╭─ Exercise inputs

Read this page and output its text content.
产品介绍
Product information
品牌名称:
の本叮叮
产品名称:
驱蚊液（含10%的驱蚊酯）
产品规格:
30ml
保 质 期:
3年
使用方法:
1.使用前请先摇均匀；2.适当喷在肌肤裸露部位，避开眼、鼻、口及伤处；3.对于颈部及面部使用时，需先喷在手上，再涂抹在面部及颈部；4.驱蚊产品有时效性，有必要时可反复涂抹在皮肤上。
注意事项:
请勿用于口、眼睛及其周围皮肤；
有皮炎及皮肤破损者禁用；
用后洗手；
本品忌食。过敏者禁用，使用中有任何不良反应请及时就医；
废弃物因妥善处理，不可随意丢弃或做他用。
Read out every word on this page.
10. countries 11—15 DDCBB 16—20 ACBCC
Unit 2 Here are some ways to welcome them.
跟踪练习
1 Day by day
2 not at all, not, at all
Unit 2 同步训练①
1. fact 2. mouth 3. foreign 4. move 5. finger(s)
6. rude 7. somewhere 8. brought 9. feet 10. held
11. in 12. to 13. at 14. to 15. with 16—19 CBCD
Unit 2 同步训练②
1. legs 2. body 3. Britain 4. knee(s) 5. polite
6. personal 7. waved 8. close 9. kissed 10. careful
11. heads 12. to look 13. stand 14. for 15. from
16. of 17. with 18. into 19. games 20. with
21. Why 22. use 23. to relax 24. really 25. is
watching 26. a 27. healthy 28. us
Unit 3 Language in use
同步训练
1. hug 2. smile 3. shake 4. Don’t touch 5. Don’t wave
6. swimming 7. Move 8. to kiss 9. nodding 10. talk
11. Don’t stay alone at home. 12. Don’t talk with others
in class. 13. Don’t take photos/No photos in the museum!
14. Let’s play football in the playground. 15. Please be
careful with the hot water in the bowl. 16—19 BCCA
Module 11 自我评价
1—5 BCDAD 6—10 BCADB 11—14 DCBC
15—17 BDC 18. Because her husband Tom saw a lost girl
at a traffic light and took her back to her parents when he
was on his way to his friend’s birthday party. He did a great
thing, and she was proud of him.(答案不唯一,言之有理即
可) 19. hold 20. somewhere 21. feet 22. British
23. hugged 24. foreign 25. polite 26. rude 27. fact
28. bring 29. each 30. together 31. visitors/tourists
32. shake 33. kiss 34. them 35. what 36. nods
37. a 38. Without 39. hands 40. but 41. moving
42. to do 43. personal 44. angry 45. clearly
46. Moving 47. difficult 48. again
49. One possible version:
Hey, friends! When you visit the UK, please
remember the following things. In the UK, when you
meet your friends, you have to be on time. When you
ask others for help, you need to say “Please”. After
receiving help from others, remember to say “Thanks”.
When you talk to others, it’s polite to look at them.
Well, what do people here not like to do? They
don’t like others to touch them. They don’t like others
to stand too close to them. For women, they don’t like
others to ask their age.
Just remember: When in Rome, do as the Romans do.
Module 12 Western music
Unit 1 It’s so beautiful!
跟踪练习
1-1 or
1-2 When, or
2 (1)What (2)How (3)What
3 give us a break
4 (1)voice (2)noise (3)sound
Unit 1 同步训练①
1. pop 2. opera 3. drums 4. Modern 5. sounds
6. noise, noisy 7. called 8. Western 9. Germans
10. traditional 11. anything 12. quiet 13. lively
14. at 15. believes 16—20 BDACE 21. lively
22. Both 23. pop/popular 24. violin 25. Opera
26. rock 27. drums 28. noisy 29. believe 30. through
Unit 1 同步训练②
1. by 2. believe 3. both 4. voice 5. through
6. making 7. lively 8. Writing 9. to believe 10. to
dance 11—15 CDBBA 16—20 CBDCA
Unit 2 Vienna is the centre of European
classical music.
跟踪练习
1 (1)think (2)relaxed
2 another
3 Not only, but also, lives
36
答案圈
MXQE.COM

╰─

■ **Set problem**: Copy all the records above precisely.

■ **Response for this exercise**:
Read this page and output its text content.
产品介绍
Product information
品牌名称:
の本叮叮
产品名称:
驱蚊液（含10%的驱蚊酯）
产品规格:
30ml
保 质 期:
3年
使用方法:
1.使用前请先摇均匀；2.适当喷在肌肤裸露部位，避开眼、鼻、口及伤处；3.对于颈部及面部使用时，需先喷在手上，再涂抹在面部及颈部；4.驱蚊产品有时效性，有必要时可反复涂抹在皮肤上。
注意事项:
请勿用于口、眼睛及其周围皮肤；
有皮炎及皮肤破损者禁用；
用后洗手；
本品忌食。过敏者禁用，使用中有任何不良反应请及时就医；
废弃物因妥善处理，不可随意丢弃或做他用。
Read out every word on this page.
10. countries 11—15 DDCBB 16—20 ACBCC
Unit 2 Here are some ways to welcome them.
跟踪练习
1 Day by day
2 not at all, not, at all
Unit 2 同步训练①
1. fact 2. mouth 3. foreign 4. move 5. finger(s)
6. rude 7. somewhere 8. brought 9. feet 10. held
11. in 12. to 13. at 14. to 15. with 16—19 CBCD
Unit 2 同步训练②
1. legs 2. body 3. Britain 4. knee(s) 5. polite
6. personal 7. waved 8. close 9. kissed 10. careful
11. heads 12. to look 13. stand 14. for 15. from
16. of 17. with 18. into 19. games 20. with
21. Why 22. use 23. to relax 24. really 25. is
watching 26. a 27. healthy 28. us
Unit 3 Language in use
同步训练
1. hug 2. smile 3. shake 4. Don’t touch 5. Don’t wave
6. swimming 7. Move 8. to kiss 9. nodding 10. talk
11. Don’t stay alone at home. 12. Don’t talk with others
in class. 13. Don’t take photos/No photos in the museum!
14. Let’s play football in the playground. 15. Please be
careful with the hot water in the bowl. 16—19 BCCA
Module 11 自我评价
1—5 BCDAD 6—10 BCADB 11—14 DCBC
15—17 BDC 18. Because her husband Tom saw a lost girl
at a traffic light and took her back to her parents when he
was on his way to his friend’s birthday party. He did a great
thing, and she was proud of him.(答案不唯一,言之有理即
可) 19. hold 20. somewhere 21. feet 22. British
23. hugged 24. foreign 25. polite 26. rude 27. fact
28. bring 29. each 30. together 31. visitors/tourists
32. shake 33. kiss 34. them 35. what 36. nods
37. a 38. Without 39. hands 40. but 41. moving
42. to do 43. personal 44. angry 45. clearly
46. Moving 47. difficult 48. again
49. One possible version:
Hey, friends! When you visit the UK, please
remember the following things. In the UK, when you
meet your friends, you have to be on time. When you
ask others for help, you need to say “Please”. After
receiving help from others, remember to say “Thanks”.
When you talk to others, it’s polite to look at them.
Well, what do people here not like to do? They
don’t like others to touch them. They don’t like others
to stand too close to them. For women, they don’t like
others to ask their age.
Just remember: When in Rome, do as the Romans do.
Module 12 Western music
Unit 1 It’s so beautiful!
跟踪练习
1-1 or
1-2 When, or
2 (1)What (2)How (3)What
3 give us a break
4 (1)voice (2)noise (3)sound
Unit 1 同步训练①
1. pop 2. opera 3. drums 4. Modern 5. sounds
6. noise, noisy 7. called 8. Western 9. Germans
10. traditional 11. anything 12. quiet 13. lively
14. at 15. believes 16—20 BDACE 21. lively
22. Both 23. pop/popular 24. violin 25. Opera
26. rock 27. drums 28. noisy 29. believe 30. through
Unit 1 同步训练②
1. by 2. believe 3. both 4. voice 5. through
6. making 7. lively 8. Writing 9. to believe 10. to
dance 11—15 CDBBA 16—20 CBDCA
Unit 2 Vienna is the centre of European
classical music.
跟踪练习
1 (1)think (2)relaxed
2 another
3 Not only, but also, lives
36
答案圈
MXQE.COM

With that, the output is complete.